*DATA FOR THE TASK*:
** START **
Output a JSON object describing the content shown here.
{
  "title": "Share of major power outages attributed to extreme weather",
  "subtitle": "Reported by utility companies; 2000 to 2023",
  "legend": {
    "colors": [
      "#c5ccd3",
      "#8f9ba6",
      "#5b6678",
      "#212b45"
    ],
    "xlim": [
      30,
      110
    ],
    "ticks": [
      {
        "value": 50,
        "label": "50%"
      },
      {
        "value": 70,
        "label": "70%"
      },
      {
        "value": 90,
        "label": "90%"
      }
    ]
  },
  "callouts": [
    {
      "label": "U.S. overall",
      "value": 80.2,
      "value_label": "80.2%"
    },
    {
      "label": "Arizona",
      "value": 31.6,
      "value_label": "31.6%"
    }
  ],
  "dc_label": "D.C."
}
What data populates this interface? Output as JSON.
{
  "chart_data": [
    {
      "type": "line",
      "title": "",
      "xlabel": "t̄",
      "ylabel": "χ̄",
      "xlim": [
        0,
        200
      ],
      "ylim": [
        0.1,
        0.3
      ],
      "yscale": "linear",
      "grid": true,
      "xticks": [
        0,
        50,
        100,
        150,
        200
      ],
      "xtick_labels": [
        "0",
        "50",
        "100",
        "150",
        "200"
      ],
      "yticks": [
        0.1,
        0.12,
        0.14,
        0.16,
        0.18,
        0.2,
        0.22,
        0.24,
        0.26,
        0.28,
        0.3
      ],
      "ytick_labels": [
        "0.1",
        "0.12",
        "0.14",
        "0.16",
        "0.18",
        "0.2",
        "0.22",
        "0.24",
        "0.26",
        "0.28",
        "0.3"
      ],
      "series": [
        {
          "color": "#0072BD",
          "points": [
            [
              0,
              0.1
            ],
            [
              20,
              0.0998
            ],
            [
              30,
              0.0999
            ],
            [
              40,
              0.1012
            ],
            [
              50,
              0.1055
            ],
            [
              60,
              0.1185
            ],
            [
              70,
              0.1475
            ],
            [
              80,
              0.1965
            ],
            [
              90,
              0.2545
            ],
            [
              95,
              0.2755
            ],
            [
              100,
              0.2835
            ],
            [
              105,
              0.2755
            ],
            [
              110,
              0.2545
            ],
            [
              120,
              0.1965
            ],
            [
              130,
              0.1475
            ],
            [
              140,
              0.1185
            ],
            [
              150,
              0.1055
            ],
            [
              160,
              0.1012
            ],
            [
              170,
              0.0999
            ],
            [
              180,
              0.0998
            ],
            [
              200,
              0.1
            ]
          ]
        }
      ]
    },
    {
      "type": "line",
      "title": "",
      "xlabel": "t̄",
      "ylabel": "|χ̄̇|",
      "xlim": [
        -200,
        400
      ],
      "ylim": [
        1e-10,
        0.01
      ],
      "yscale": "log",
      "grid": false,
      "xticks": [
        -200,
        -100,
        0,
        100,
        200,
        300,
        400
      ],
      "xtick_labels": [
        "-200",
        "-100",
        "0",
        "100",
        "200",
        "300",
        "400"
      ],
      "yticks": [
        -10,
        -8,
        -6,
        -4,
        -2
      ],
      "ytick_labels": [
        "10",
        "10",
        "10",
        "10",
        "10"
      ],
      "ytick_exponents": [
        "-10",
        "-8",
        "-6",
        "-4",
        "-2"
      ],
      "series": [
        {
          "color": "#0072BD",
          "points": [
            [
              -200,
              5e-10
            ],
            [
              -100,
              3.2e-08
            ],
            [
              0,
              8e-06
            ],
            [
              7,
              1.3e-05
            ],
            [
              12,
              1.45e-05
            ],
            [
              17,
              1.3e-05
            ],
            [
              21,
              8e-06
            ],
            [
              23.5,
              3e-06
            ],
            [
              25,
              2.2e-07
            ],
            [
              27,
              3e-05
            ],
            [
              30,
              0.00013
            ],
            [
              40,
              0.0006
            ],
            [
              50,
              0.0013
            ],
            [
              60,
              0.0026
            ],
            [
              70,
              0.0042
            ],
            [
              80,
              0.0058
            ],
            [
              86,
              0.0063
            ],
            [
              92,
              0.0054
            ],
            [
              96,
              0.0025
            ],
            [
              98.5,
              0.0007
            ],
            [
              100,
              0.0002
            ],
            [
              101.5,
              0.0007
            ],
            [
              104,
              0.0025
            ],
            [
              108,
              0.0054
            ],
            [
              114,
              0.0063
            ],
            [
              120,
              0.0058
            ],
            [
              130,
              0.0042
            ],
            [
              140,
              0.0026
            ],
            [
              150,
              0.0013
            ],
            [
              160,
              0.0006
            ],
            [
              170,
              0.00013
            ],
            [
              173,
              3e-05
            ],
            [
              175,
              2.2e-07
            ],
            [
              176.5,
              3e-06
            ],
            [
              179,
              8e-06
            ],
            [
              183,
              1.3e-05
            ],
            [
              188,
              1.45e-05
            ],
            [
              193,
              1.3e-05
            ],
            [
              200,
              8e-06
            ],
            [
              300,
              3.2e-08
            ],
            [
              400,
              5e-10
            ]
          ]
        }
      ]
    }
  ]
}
** END **
*REQUIREMENTS*:
Transcribe all of the lines in the records precisely.

*RESULT OF THE EXERCISE*:
Output a JSON object describing the content shown here.
{
  "title": "Share of major power outages attributed to extreme weather",
  "subtitle": "Reported by utility companies; 2000 to 2023",
  "legend": {
    "colors": [
      "#c5ccd3",
      "#8f9ba6",
      "#5b6678",
      "#212b45"
    ],
    "xlim": [
      30,
      110
    ],
    "ticks": [
      {
        "value": 50,
        "label": "50%"
      },
      {
        "value": 70,
        "label": "70%"
      },
      {
        "value": 90,
        "label": "90%"
      }
    ]
  },
  "callouts": [
    {
      "label": "U.S. overall",
      "value": 80.2,
      "value_label": "80.2%"
    },
    {
      "label": "Arizona",
      "value": 31.6,
      "value_label": "31.6%"
    }
  ],
  "dc_label": "D.C."
}
What data populates this interface? Output as JSON.
{
  "chart_data": [
    {
      "type": "line",
      "title": "",
      "xlabel": "t̄",
      "ylabel": "χ̄",
      "xlim": [
        0,
        200
      ],
      "ylim": [
        0.1,
        0.3
      ],
      "yscale": "linear",
      "grid": true,
      "xticks": [
        0,
        50,
        100,
        150,
        200
      ],
      "xtick_labels": [
        "0",
        "50",
        "100",
        "150",
        "200"
      ],
      "yticks": [
        0.1,
        0.12,
        0.14,
        0.16,
        0.18,
        0.2,
        0.22,
        0.24,
        0.26,
        0.28,
        0.3
      ],
      "ytick_labels": [
        "0.1",
        "0.12",
        "0.14",
        "0.16",
        "0.18",
        "0.2",
        "0.22",
        "0.24",
        "0.26",
        "0.28",
        "0.3"
      ],
      "series": [
        {
          "color": "#0072BD",
          "points": [
            [
              0,
              0.1
            ],
            [
              20,
              0.0998
            ],
            [
              30,
              0.0999
            ],
            [
              40,
              0.1012
            ],
            [
              50,
              0.1055
            ],
            [
              60,
              0.1185
            ],
            [
              70,
              0.1475
            ],
            [
              80,
              0.1965
            ],
            [
              90,
              0.2545
            ],
            [
              95,
              0.2755
            ],
            [
              100,
              0.2835
            ],
            [
              105,
              0.2755
            ],
            [
              110,
              0.2545
            ],
            [
              120,
              0.1965
            ],
            [
              130,
              0.1475
            ],
            [
              140,
              0.1185
            ],
            [
              150,
              0.1055
            ],
            [
              160,
              0.1012
            ],
            [
              170,
              0.0999
            ],
            [
              180,
              0.0998
            ],
            [
              200,
              0.1
            ]
          ]
        }
      ]
    },
    {
      "type": "line",
      "title": "",
      "xlabel": "t̄",
      "ylabel": "|χ̄̇|",
      "xlim": [
        -200,
        400
      ],
      "ylim": [
        1e-10,
        0.01
      ],
      "yscale": "log",
      "grid": false,
      "xticks": [
        -200,
        -100,
        0,
        100,
        200,
        300,
        400
      ],
      "xtick_labels": [
        "-200",
        "-100",
        "0",
        "100",
        "200",
        "300",
        "400"
      ],
      "yticks": [
        -10,
        -8,
        -6,
        -4,
        -2
      ],
      "ytick_labels": [
        "10",
        "10",
        "10",
        "10",
        "10"
      ],
      "ytick_exponents": [
        "-10",
        "-8",
        "-6",
        "-4",
        "-2"
      ],
      "series": [
        {
          "color": "#0072BD",
          "points": [
            [
              -200,
              5e-10
            ],
            [
              -100,
              3.2e-08
            ],
            [
              0,
              8e-06
            ],
            [
              7,
              1.3e-05
            ],
            [
              12,
              1.45e-05
            ],
            [
              17,
              1.3e-05
            ],
            [
              21,
              8e-06
            ],
            [
              23.5,
              3e-06
            ],
            [
              25,
              2.2e-07
            ],
            [
              27,
              3e-05
            ],
            [
              30,
              0.00013
            ],
            [
              40,
              0.0006
            ],
            [
              50,
              0.0013
            ],
            [
              60,
              0.0026
            ],
            [
              70,
              0.0042
            ],
            [
              80,
              0.0058
            ],
            [
              86,
              0.0063
            ],
            [
              92,
              0.0054
            ],
            [
              96,
              0.0025
            ],
            [
              98.5,
              0.0007
            ],
            [
              100,
              0.0002
            ],
            [
              101.5,
              0.0007
            ],
            [
              104,
              0.0025
            ],
            [
              108,
              0.0054
            ],
            [
              114,
              0.0063
            ],
            [
              120,
              0.0058
            ],
            [
              130,
              0.0042
            ],
            [
              140,
              0.0026
            ],
            [
              150,
              0.0013
            ],
            [
              160,
              0.0006
            ],
            [
              170,
              0.00013
            ],
            [
              173,
              3e-05
            ],
            [
              175,
              2.2e-07
            ],
            [
              176.5,
              3e-06
            ],
            [
              179,
              8e-06
            ],
            [
              183,
              1.3e-05
            ],
            [
              188,
              1.45e-05
            ],
            [
              193,
              1.3e-05
            ],
            [
              200,
              8e-06
            ],
            [
              300,
              3.2e-08
            ],
            [
              400,
              5e-10
            ]
          ]
        }
      ]
    }
  ]
}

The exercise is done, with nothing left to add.